## [ЦИТИРУЕМЫЙ ОТРЫВОК]
▬▬▬

Один год из жизни Уильяма Шекспира. 1599 - Джеймс Шапиро
Шрифт:
Интервал:
Закладка:
Пуритане считали День восшествия Елизаветы на престол католическим праздником, католики же проклинали его как языческий: для него «не больше оснований, чем для языческого обряда поклонения идолам или богам — Юпитеру, Марсу, Геркулесу и прочим». В полемических трактатах католики откровенно высмеивают этот праздник, считая, что те, кто его отмечает, на самом деле почитают не Деву Марию, а королеву Елизавету — и насаждают это повсеместно. Э. Раштон пришел в ярость, когда 17 ноября в соборе святого Павла богослужение во славу Девы Марии «исполнили <…> в честь <…> королевы Елизаветы, восхваляя ее». Использование религиозных обрядов в политических целях — это уже слишком. Сторонники Елизаветы, услышав подобные обвинения, только брызгали слюной.
В ноябре 1599-го лондонцы стали свидетелями события, которое, казалось, не так давно видели в театре («Юлий Цезарь» уже несколько месяцев шел на сцене Глобуса). 17 и 18 ноября, в субботу и воскресенье, Хью Холланд и Джон Ричардсон по очереди прочитали проповедь с кафедры под открытым небом у Креста святого Павла. Если общественные театры вмещали в себя около трех тысяч зрителей, то вокруг кафедры проповедника на открытом воздухе собиралась толпа в два раза больше. В «Юлии Цезаре» Брут и Антоний по очереди говорят с трибуны — однако Шекспир и его зрители ясно представляли себе при этом кафедру у Креста святого Павла.
Холланд, читавший проповедь в День восшествия Елизаветы на престол, сыграл, если так можно сказать, роль Брута, потому что использовал кафедру проповедника, чтобы оправдать решения правительства. Прежде всего он хотел защитить «честь короны, очерненную недоброжелателями как в других странах, так и у нас, ведь каждый год мы отмечаем 17 ноября как религиозный праздник». Ричардсон, со своей стороны, сыграл роль Антония (хотя и не обладал таким красноречием и большого успеха не имел). Для проповеди он выбрал строки из Евангелия от Матфея (22: 21): «…итак, отдавайте кесарево кесарю», тем самым усомнившись в действиях властей. Толпа только этого и ждала — в народе очень быстро пошел слух, что Ричардсон «с открытой трибуны читал проповедь о том, как опрометчива политика Англии в Ирландии, при этом он много рассуждал о гражданском долге».

▬▬▬

## [ПРЕДОСТАВЛЕННЫЕ ЗАПИСИ]
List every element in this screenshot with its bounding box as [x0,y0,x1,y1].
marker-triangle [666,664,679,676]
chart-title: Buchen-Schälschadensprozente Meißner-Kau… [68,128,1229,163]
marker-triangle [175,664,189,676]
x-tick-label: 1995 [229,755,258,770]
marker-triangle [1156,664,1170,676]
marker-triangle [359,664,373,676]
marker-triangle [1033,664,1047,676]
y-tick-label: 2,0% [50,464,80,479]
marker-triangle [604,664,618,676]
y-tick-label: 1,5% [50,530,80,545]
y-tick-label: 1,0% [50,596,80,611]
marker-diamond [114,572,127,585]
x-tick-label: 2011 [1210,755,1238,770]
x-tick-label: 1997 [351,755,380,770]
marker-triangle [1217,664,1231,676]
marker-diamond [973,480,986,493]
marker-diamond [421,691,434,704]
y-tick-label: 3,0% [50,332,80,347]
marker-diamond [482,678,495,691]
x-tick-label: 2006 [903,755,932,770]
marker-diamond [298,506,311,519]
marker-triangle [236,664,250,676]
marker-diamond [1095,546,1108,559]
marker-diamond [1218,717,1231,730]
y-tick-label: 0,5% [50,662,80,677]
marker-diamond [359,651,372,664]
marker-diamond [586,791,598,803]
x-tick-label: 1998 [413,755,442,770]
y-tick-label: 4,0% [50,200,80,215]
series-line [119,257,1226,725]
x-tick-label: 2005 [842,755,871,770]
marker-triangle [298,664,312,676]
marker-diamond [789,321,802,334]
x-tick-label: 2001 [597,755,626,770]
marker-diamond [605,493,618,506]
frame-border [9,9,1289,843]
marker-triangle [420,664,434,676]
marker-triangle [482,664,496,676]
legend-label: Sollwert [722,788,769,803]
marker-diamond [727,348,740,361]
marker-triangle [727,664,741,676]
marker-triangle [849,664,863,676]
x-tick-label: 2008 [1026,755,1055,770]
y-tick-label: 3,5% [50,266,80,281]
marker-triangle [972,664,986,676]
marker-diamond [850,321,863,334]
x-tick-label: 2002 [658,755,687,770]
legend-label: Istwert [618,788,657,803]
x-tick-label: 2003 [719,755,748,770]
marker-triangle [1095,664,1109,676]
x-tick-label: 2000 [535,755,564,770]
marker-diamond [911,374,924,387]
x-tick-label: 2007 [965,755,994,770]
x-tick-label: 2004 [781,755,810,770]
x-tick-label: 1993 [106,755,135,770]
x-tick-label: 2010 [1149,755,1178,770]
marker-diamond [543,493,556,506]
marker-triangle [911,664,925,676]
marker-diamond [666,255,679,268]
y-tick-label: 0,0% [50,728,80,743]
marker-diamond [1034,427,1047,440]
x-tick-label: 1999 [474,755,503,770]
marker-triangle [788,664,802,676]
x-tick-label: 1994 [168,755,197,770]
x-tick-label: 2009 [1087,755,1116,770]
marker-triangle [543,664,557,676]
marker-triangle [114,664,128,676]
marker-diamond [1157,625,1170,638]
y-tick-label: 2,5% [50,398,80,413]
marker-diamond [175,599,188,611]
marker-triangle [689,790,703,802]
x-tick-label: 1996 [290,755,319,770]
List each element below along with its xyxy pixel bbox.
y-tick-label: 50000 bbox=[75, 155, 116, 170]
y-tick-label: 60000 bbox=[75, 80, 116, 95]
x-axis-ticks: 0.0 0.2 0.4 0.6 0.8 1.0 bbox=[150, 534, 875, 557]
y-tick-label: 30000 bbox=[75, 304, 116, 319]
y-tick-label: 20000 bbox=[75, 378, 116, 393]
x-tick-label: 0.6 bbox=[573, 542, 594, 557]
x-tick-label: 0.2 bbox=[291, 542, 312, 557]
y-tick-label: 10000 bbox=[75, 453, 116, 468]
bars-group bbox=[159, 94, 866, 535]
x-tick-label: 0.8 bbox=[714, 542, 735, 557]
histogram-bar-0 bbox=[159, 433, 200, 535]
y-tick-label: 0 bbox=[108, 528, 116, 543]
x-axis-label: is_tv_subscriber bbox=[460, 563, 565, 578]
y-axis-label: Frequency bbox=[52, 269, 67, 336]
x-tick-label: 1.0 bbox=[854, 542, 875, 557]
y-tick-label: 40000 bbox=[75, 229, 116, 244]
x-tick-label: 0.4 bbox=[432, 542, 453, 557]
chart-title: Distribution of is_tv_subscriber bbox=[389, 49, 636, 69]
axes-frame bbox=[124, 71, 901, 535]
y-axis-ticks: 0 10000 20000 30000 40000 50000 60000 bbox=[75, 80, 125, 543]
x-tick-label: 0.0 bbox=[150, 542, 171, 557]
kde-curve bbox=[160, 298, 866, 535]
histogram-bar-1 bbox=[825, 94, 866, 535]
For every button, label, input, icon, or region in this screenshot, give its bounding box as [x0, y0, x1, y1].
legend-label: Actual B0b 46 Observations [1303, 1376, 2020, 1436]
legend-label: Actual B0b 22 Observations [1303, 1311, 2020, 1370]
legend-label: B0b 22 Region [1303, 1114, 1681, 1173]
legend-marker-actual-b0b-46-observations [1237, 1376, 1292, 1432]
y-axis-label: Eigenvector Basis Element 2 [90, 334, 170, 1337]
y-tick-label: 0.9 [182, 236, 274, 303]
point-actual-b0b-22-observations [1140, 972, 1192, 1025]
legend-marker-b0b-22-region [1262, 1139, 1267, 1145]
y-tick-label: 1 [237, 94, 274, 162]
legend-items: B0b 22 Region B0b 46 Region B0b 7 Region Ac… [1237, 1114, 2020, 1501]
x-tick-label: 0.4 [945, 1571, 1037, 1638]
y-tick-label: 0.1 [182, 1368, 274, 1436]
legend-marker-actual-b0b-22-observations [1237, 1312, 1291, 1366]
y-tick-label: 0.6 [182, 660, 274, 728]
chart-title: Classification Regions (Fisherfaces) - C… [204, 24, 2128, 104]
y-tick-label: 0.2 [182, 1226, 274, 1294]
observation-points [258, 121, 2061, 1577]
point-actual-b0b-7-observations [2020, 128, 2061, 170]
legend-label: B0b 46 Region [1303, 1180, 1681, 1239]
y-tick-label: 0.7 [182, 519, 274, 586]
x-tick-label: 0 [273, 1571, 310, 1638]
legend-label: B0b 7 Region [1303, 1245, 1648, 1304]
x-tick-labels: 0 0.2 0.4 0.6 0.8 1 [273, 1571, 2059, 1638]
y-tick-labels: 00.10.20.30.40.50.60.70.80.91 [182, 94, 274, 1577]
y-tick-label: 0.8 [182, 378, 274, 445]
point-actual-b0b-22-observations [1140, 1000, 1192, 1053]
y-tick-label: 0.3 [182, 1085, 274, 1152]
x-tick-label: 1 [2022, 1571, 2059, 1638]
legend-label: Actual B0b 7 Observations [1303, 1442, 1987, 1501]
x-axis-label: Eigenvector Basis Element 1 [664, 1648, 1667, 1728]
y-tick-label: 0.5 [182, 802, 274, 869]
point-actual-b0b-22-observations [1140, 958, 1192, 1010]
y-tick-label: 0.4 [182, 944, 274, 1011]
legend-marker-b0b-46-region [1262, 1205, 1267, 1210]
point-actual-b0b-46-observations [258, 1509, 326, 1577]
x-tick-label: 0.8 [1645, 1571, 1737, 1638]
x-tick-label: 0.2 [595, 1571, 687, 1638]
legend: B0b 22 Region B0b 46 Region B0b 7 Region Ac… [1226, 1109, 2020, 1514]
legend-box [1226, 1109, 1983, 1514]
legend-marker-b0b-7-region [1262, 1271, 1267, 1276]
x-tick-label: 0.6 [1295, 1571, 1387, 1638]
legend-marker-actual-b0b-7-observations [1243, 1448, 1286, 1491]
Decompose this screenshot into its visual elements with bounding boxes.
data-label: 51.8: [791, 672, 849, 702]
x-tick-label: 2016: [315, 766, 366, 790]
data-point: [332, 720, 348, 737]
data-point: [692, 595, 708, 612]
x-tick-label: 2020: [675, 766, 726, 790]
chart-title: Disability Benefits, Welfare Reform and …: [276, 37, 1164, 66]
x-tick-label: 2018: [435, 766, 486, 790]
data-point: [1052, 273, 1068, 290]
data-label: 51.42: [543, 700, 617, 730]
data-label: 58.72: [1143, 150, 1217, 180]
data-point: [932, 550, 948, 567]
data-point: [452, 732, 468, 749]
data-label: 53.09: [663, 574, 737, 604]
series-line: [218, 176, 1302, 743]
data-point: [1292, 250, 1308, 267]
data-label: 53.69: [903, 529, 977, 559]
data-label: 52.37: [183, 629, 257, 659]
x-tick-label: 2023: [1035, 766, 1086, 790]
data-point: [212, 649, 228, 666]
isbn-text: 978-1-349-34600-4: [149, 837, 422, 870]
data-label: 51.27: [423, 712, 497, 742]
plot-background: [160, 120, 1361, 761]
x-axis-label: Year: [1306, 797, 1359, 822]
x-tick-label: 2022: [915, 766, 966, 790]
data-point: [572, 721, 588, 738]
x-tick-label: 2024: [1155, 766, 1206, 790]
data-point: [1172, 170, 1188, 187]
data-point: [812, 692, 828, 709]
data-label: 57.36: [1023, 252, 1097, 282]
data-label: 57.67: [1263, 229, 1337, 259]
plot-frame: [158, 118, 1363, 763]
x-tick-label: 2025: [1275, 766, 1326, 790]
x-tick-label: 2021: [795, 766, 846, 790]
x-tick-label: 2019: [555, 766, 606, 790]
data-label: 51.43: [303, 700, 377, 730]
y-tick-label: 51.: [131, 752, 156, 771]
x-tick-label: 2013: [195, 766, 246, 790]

▬▬▬

## [ПИСЬМЕННОЕ ЗАДАНИЕ 1]
Перепишите без изменений строки записей, начиная с самой первой строки и заканчивая строкой, которая содержит «x-tick-label: 2008 [1026,755,1055,770]». Обе граничные строки включаются.
## [ПИСЬМЕННОЕ ЗАДАНИЕ 2]
Напишите продолжение отрывка о Шекспире, начиная сразу после его последнего предложения.

## [ПИСЬМЕННЫЙ ОТВЕТ 1]
List every element in this screenshot with its bounding box as [x0,y0,x1,y1].
marker-triangle [666,664,679,676]
chart-title: Buchen-Schälschadensprozente Meißner-Kau… [68,128,1229,163]
marker-triangle [175,664,189,676]
x-tick-label: 1995 [229,755,258,770]
marker-triangle [1156,664,1170,676]
marker-triangle [359,664,373,676]
marker-triangle [1033,664,1047,676]
y-tick-label: 2,0% [50,464,80,479]
marker-triangle [604,664,618,676]
y-tick-label: 1,5% [50,530,80,545]
y-tick-label: 1,0% [50,596,80,611]
marker-diamond [114,572,127,585]
x-tick-label: 2011 [1210,755,1238,770]
x-tick-label: 1997 [351,755,380,770]
marker-triangle [1217,664,1231,676]
marker-diamond [973,480,986,493]
marker-diamond [421,691,434,704]
y-tick-label: 3,0% [50,332,80,347]
marker-diamond [482,678,495,691]
x-tick-label: 2006 [903,755,932,770]
marker-diamond [298,506,311,519]
marker-triangle [236,664,250,676]
marker-diamond [1095,546,1108,559]
marker-diamond [1218,717,1231,730]
y-tick-label: 0,5% [50,662,80,677]
marker-diamond [359,651,372,664]
marker-diamond [586,791,598,803]
x-tick-label: 1998 [413,755,442,770]
y-tick-label: 4,0% [50,200,80,215]
series-line [119,257,1226,725]
x-tick-label: 2005 [842,755,871,770]
marker-triangle [298,664,312,676]
marker-diamond [789,321,802,334]
x-tick-label: 2001 [597,755,626,770]
marker-diamond [605,493,618,506]
frame-border [9,9,1289,843]
marker-triangle [420,664,434,676]
marker-triangle [482,664,496,676]
legend-label: Sollwert [722,788,769,803]
marker-diamond [727,348,740,361]
marker-triangle [727,664,741,676]
marker-triangle [849,664,863,676]
x-tick-label: 2008 [1026,755,1055,770]

## [ПИСЬМЕННЫЙ ОТВЕТ 2]
Обе проповеди, столь разные по духу, свидетельствуют о нестабильности политической ситуации тех лет и о том, насколько Шекспир, обратившись к античному сюжету, в котором затронут целый ряд важных политических вопросов (республиканство, тирания, праздничный календарь, цензура, замалчивание оппозиции), осовременил его.
Аналогии с шекспировской Англией в этой пьесе более чем уместны. Елизавету неоднократно называли тираном, и это обстоятельство, наряду с вопросом о религиозных праздниках, использовавшихся для продвижения политических идей, очень волновало Тайный совет. Нам сложно представить, какой широкий резонанс имело в ту пору слово, произнесенное с кафедры (хотя мы видим это в «Юлии Цезаре»). На одном из экземпляров проповеди Ричардсона Сесил написал несколько фраз — прочитав их, понимаешь, насколько он был обеспокоен случившимся.
Античные сюжеты не так уж безобидны, особенно тот, который вызывает в памяти слова Тацита о правлении Нерона. Эта история, как мы помним, принесла Джону Хейворду немало проблем. Возможно, Ричардсон никогда и не слышал о Таците, однако впечатление складывалось ровно противоположное; в одном из донесений даже говорилось, что в своей проповеди он «использовал одну латинскую фразу, заимствованную у Тацита». Уитгифт и Бэнкрофт (именно из-за них книга Хейворда попала под запрет) теперь занялись делом Ричардсона, желая узнать, «не совещался ли он с кем-нибудь и не подсказал ли ему кто идею для проповеди».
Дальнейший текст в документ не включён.